• EXERCISE OBJECTIVE: Scan the entries below and report only how many lines contain "Notification".
** start of ROWS **
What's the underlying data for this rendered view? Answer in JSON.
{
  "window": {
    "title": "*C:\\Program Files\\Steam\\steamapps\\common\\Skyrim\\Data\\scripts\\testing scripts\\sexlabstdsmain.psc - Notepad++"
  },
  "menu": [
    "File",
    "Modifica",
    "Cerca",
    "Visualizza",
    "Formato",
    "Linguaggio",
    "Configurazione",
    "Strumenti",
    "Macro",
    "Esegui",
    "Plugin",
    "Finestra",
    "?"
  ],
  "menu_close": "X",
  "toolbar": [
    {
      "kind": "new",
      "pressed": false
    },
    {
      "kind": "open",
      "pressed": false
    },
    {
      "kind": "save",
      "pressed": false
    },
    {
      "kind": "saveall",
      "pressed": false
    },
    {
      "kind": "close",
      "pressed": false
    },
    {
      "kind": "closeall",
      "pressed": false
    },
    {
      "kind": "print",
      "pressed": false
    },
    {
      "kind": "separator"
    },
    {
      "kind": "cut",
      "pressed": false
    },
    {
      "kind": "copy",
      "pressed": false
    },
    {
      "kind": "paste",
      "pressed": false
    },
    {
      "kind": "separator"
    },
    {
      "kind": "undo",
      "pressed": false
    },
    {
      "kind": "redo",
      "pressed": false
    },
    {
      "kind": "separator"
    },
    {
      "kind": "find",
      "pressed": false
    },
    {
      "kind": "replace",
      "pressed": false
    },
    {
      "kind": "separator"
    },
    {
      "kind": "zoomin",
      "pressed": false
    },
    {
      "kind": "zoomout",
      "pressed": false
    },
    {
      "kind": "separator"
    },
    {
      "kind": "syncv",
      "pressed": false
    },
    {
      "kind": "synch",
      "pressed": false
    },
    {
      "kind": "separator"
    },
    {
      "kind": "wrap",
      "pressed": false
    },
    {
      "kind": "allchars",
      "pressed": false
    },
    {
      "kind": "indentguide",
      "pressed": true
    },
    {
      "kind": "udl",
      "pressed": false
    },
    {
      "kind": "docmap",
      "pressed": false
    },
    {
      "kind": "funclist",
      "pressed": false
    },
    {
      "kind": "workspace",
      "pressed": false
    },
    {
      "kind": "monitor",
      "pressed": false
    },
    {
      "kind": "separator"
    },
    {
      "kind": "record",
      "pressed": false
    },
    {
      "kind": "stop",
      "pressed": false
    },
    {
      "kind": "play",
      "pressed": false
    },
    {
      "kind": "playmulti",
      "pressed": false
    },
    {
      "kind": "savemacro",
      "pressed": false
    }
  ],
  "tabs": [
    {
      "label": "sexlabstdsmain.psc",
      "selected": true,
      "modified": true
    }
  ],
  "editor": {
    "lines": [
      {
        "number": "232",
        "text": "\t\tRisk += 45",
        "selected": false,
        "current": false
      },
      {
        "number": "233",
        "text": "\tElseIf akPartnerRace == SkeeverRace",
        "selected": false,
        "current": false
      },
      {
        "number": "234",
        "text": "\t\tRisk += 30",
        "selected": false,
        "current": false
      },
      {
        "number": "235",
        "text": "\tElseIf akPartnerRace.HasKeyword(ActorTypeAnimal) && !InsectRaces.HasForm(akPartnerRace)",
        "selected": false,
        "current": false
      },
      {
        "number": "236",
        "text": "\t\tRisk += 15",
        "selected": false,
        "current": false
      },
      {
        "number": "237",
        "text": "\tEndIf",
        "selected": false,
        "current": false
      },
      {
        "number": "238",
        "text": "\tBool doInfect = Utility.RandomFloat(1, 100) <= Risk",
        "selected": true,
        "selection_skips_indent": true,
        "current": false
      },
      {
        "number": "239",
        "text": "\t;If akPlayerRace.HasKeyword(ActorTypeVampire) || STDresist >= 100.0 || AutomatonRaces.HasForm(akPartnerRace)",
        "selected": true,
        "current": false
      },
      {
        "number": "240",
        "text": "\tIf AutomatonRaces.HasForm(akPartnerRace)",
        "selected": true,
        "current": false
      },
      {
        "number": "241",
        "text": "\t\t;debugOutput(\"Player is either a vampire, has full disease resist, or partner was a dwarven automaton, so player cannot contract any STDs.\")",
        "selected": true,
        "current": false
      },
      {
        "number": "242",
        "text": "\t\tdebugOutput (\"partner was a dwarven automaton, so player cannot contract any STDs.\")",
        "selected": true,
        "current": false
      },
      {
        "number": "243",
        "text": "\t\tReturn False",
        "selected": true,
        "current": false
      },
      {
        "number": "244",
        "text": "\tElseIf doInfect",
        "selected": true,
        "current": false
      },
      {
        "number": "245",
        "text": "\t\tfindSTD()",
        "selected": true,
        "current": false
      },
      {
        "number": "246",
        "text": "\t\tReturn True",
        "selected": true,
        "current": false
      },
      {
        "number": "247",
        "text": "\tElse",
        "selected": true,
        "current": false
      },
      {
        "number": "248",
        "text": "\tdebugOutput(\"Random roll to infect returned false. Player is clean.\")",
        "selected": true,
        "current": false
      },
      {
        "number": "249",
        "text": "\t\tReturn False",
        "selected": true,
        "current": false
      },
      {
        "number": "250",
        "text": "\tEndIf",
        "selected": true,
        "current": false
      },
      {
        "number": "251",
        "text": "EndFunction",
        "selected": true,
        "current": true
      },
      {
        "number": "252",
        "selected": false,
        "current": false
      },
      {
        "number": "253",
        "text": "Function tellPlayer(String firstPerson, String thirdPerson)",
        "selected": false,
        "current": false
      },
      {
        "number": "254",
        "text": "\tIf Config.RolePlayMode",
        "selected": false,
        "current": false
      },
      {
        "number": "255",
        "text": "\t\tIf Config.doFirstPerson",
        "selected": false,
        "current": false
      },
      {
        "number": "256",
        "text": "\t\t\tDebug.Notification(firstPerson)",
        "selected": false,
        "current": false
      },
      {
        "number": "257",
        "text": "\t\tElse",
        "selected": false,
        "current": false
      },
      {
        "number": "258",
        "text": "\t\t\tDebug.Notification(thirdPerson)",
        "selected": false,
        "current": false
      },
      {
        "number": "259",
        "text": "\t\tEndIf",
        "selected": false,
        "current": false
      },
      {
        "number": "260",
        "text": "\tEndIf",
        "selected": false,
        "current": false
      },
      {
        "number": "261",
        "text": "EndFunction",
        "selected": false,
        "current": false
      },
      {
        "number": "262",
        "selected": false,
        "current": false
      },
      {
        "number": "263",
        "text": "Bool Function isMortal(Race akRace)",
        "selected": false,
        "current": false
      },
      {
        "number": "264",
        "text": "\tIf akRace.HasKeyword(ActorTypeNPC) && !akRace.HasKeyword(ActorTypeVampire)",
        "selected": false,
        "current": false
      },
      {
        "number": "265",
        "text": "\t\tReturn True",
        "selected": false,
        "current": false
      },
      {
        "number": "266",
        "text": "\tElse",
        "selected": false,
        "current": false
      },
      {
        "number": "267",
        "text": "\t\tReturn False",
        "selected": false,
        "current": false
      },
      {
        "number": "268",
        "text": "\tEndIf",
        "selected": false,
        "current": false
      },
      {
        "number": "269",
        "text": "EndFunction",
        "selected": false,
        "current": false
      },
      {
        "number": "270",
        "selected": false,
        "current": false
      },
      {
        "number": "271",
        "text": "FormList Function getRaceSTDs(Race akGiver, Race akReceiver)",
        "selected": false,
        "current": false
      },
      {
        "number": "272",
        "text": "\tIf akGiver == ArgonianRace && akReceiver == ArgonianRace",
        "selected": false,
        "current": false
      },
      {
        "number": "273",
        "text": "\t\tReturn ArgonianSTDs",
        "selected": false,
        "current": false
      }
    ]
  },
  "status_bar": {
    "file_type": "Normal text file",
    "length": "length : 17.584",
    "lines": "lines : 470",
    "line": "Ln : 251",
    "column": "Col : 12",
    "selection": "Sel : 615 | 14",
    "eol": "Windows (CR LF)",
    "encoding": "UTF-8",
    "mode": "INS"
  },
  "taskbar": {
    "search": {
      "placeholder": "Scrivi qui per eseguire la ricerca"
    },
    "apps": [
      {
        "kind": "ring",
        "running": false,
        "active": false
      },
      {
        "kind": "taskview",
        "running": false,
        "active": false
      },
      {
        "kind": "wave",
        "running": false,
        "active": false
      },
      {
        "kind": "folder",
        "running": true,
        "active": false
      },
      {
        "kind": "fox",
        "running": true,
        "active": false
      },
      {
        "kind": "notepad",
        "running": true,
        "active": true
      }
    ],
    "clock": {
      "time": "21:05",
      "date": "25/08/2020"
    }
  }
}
** end of ROWS **
• RESULT: 2